Pick out all lines with the word "dollar" from the records that follow.
-- SUPPLIED MATERIAL start --
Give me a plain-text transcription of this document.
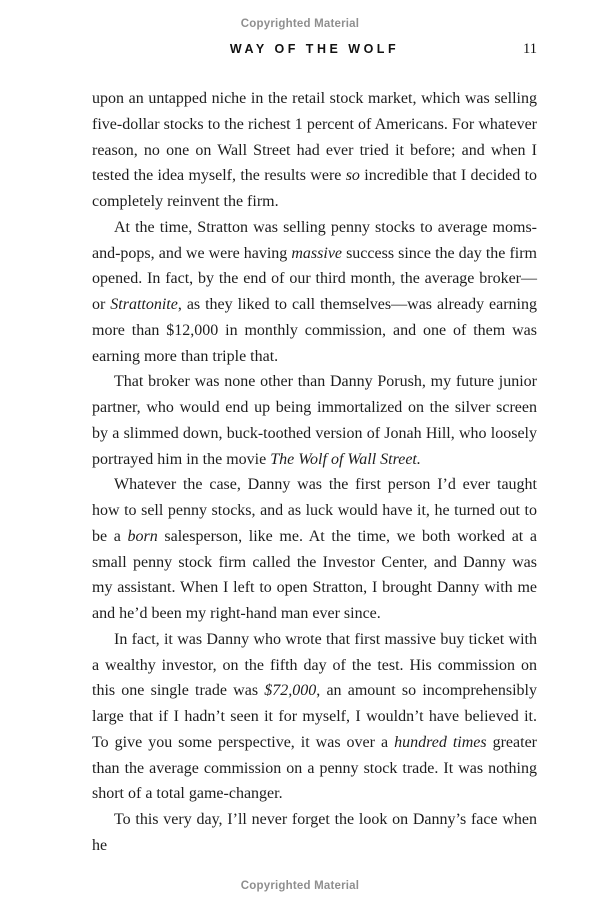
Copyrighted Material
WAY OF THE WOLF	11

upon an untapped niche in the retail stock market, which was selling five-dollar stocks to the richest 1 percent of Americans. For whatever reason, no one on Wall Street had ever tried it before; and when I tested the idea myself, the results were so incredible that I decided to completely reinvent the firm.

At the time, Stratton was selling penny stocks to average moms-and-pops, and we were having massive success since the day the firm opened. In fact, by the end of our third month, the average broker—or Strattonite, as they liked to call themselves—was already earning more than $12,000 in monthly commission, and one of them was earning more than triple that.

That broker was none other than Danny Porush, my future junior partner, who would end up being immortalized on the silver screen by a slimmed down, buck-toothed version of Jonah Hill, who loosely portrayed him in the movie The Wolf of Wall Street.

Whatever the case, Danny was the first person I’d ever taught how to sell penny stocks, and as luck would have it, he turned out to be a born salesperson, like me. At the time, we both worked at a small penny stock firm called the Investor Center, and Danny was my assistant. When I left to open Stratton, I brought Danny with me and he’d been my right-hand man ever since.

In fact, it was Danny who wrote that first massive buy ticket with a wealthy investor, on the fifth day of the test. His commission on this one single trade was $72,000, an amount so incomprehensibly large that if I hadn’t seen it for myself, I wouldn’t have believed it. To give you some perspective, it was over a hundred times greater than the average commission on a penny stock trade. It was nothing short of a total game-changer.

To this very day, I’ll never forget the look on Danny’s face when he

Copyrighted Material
-- SUPPLIED MATERIAL end --
-- SUPPLIED MATERIAL start --
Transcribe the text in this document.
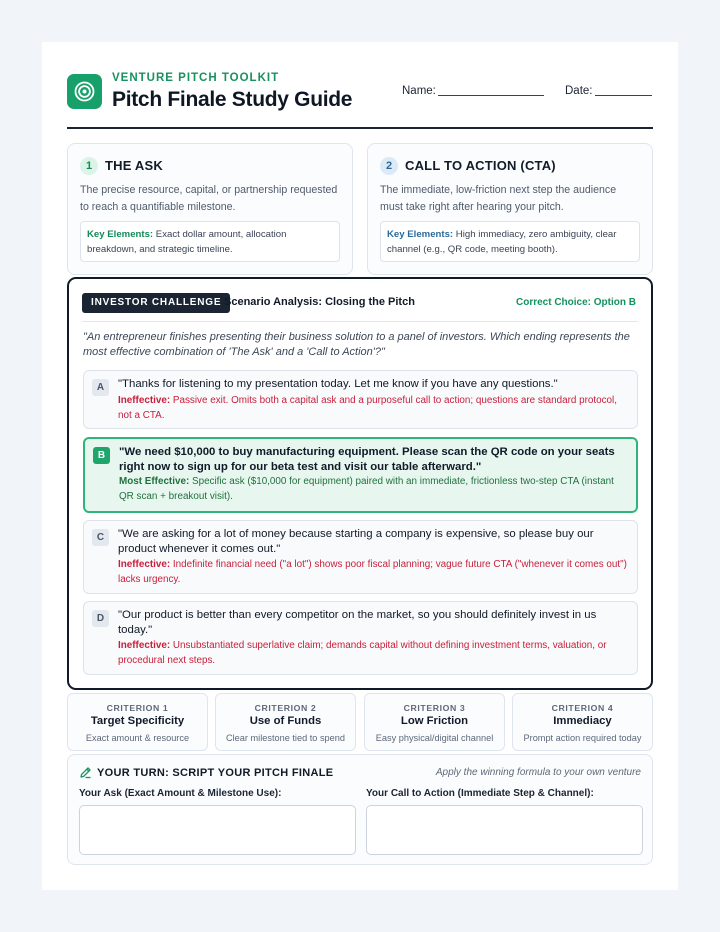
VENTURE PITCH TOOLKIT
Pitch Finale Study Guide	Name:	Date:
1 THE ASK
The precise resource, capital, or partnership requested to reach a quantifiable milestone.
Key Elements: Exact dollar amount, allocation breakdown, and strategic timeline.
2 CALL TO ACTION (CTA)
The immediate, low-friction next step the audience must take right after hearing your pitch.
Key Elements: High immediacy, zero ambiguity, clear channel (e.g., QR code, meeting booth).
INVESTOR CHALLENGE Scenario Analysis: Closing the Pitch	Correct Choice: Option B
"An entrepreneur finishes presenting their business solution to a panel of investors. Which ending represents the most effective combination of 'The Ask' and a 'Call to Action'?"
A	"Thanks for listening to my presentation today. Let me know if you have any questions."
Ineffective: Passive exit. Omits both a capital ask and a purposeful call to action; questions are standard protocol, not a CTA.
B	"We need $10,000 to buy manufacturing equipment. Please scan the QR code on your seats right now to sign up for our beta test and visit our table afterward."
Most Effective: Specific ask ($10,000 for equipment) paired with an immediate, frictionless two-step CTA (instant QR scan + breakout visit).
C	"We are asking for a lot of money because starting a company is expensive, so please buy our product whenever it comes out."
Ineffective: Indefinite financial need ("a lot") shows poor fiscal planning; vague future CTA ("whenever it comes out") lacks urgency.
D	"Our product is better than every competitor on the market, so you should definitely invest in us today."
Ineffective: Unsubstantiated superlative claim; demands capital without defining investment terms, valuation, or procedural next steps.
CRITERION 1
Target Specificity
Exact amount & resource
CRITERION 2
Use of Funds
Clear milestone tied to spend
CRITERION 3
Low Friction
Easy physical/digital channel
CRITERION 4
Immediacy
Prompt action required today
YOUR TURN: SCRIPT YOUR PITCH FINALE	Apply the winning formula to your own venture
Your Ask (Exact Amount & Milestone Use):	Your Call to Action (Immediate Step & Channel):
-- SUPPLIED MATERIAL end --
* **EXERCISE OUTPUT**:
upon an untapped niche in the retail stock market, which was selling five-dollar stocks to the richest 1 percent of Americans. For whatever reason, no one on Wall Street had ever tried it before; and when I tested the idea myself, the results were so incredible that I decided to completely reinvent the firm.
Key Elements: Exact dollar amount, allocation breakdown, and strategic timeline.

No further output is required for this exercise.